**Aim**
From the entries below, gather each line containing the word "GEFS".

**Data section**
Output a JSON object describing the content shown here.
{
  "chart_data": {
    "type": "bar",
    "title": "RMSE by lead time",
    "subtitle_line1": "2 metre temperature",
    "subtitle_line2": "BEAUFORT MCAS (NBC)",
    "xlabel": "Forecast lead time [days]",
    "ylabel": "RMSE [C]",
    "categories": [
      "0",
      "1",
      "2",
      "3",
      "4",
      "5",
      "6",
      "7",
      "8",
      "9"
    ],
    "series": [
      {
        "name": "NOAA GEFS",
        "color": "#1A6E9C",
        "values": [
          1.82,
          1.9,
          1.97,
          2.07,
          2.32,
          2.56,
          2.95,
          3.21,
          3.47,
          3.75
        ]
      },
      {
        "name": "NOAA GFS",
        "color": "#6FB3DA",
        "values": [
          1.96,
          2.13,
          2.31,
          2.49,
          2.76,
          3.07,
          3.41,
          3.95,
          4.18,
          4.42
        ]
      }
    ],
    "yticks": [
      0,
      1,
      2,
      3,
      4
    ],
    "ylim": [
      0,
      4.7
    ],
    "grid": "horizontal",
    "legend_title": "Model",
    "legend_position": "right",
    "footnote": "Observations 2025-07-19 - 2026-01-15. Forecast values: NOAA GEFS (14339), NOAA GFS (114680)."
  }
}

**Solution to the exercise**
        "name": "NOAA GEFS",
    "footnote": "Observations 2025-07-19 - 2026-01-15. Forecast values: NOAA GEFS (14339), NOAA GFS (114680)."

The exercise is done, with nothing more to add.